[Collected data]
============================================================
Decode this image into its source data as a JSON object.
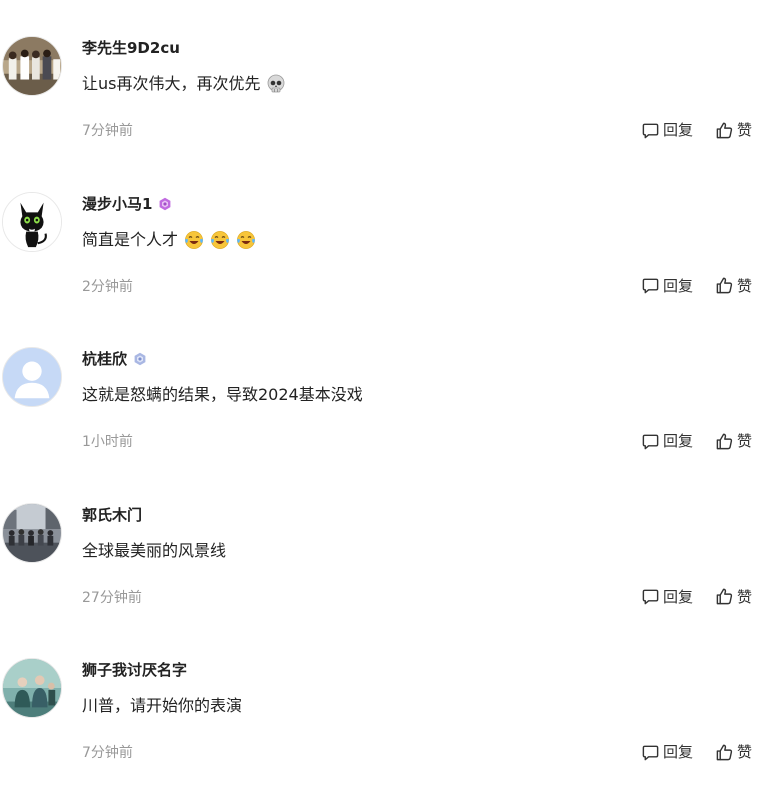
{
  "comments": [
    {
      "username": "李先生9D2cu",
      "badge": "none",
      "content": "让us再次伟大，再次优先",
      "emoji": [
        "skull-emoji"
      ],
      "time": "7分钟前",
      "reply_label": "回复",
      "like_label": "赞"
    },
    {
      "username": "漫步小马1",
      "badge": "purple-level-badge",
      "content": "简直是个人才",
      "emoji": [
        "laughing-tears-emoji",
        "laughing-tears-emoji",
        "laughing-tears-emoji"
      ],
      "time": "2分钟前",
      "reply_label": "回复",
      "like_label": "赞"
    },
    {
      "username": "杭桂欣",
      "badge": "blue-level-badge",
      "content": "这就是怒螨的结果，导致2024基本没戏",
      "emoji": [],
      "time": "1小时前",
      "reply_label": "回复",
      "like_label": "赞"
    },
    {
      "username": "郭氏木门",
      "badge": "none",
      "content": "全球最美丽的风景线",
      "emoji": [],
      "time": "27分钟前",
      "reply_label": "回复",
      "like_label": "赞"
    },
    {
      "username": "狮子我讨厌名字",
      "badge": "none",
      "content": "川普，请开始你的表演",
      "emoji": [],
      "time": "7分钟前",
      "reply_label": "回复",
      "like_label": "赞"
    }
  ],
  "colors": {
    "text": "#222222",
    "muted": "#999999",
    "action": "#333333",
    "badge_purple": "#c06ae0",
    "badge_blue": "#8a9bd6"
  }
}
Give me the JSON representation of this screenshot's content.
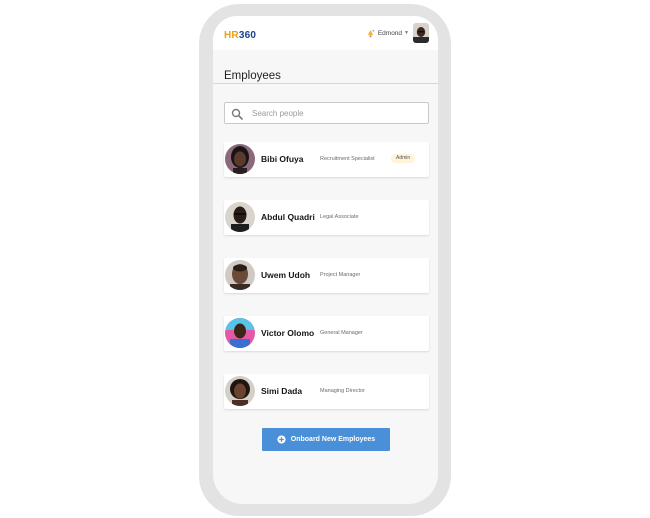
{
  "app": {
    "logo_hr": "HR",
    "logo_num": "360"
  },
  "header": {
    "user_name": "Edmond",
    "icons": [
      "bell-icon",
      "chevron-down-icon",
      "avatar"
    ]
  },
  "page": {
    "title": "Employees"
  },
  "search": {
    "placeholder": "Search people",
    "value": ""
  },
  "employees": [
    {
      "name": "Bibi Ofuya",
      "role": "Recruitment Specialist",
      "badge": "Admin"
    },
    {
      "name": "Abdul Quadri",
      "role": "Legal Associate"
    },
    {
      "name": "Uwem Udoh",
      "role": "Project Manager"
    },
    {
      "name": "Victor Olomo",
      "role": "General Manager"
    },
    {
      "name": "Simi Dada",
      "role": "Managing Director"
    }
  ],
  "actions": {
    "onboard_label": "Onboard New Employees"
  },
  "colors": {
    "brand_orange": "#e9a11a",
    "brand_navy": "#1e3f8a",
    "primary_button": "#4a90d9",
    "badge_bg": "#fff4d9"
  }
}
============================================================
→ Exercise details
Can you retype every record above exactly, leaving out the pictures?

→ Answer to this task
Decode this image into its source data as a JSON object.
{
  "comments": [
    {
      "username": "李先生9D2cu",
      "badge": "none",
      "content": "让us再次伟大，再次优先",
      "emoji": [
        "skull-emoji"
      ],
      "time": "7分钟前",
      "reply_label": "回复",
      "like_label": "赞"
    },
    {
      "username": "漫步小马1",
      "badge": "purple-level-badge",
      "content": "简直是个人才",
      "emoji": [
        "laughing-tears-emoji",
        "laughing-tears-emoji",
        "laughing-tears-emoji"
      ],
      "time": "2分钟前",
      "reply_label": "回复",
      "like_label": "赞"
    },
    {
      "username": "杭桂欣",
      "badge": "blue-level-badge",
      "content": "这就是怒螨的结果，导致2024基本没戏",
      "emoji": [],
      "time": "1小时前",
      "reply_label": "回复",
      "like_label": "赞"
    },
    {
      "username": "郭氏木门",
      "badge": "none",
      "content": "全球最美丽的风景线",
      "emoji": [],
      "time": "27分钟前",
      "reply_label": "回复",
      "like_label": "赞"
    },
    {
      "username": "狮子我讨厌名字",
      "badge": "none",
      "content": "川普，请开始你的表演",
      "emoji": [],
      "time": "7分钟前",
      "reply_label": "回复",
      "like_label": "赞"
    }
  ],
  "colors": {
    "text": "#222222",
    "muted": "#999999",
    "action": "#333333",
    "badge_purple": "#c06ae0",
    "badge_blue": "#8a9bd6"
  }
}
Give me the JSON representation of this screenshot's content.
{
  "app": {
    "logo_hr": "HR",
    "logo_num": "360"
  },
  "header": {
    "user_name": "Edmond",
    "icons": [
      "bell-icon",
      "chevron-down-icon",
      "avatar"
    ]
  },
  "page": {
    "title": "Employees"
  },
  "search": {
    "placeholder": "Search people",
    "value": ""
  },
  "employees": [
    {
      "name": "Bibi Ofuya",
      "role": "Recruitment Specialist",
      "badge": "Admin"
    },
    {
      "name": "Abdul Quadri",
      "role": "Legal Associate"
    },
    {
      "name": "Uwem Udoh",
      "role": "Project Manager"
    },
    {
      "name": "Victor Olomo",
      "role": "General Manager"
    },
    {
      "name": "Simi Dada",
      "role": "Managing Director"
    }
  ],
  "actions": {
    "onboard_label": "Onboard New Employees"
  },
  "colors": {
    "brand_orange": "#e9a11a",
    "brand_navy": "#1e3f8a",
    "primary_button": "#4a90d9",
    "badge_bg": "#fff4d9"
  }
}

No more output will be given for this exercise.